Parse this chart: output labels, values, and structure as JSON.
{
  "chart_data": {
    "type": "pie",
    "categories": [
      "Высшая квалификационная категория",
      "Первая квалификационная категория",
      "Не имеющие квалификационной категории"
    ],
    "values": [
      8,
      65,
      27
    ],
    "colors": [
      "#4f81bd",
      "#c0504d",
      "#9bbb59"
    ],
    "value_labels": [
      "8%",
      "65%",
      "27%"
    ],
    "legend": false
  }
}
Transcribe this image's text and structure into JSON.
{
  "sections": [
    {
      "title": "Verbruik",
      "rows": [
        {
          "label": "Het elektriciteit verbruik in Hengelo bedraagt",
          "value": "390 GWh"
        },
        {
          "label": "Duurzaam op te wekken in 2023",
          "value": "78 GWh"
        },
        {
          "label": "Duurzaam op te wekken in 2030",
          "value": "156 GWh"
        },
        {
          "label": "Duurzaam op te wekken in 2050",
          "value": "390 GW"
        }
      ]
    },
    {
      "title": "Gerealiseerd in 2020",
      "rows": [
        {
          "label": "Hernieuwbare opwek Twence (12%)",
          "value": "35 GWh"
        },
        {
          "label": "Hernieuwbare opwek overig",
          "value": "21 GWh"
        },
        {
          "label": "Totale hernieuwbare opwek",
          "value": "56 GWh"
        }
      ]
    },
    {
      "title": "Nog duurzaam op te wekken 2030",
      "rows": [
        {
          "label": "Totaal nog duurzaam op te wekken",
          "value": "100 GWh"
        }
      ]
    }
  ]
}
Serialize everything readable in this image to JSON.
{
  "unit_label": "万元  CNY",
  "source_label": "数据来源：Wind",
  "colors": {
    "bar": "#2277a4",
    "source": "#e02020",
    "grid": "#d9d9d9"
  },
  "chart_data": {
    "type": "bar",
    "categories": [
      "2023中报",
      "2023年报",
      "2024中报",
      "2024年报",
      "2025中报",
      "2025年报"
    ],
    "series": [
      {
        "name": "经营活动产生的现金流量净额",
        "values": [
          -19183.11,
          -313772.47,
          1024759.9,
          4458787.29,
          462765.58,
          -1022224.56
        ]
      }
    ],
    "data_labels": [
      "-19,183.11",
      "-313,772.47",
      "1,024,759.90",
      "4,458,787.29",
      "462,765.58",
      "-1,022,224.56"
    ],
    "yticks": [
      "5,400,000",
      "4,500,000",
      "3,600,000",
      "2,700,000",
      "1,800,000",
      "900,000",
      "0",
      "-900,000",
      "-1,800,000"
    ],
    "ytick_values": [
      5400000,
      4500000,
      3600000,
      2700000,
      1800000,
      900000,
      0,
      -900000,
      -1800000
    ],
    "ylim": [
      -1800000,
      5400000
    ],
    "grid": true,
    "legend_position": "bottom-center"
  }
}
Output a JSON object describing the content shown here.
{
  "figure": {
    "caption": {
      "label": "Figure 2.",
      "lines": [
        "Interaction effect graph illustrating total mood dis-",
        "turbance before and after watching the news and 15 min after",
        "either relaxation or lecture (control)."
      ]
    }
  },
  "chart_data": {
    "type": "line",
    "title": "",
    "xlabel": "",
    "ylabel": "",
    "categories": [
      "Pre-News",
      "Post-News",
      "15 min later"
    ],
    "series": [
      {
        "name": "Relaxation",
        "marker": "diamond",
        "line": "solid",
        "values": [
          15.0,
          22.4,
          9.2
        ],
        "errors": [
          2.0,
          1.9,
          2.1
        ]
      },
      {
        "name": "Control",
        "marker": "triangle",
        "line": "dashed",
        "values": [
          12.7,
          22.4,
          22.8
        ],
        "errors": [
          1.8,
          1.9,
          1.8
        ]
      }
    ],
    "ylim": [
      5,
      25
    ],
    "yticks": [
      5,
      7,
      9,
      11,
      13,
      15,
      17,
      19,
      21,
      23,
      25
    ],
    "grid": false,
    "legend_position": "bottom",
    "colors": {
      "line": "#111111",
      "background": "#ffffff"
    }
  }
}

- [Stated exercise] Which lines contain the word "title"? Return each of them.

- [Task output]
      "title": "Verbruik",
      "title": "Gerealiseerd in 2020",
      "title": "Nog duurzaam op te wekken 2030",
    "title": "",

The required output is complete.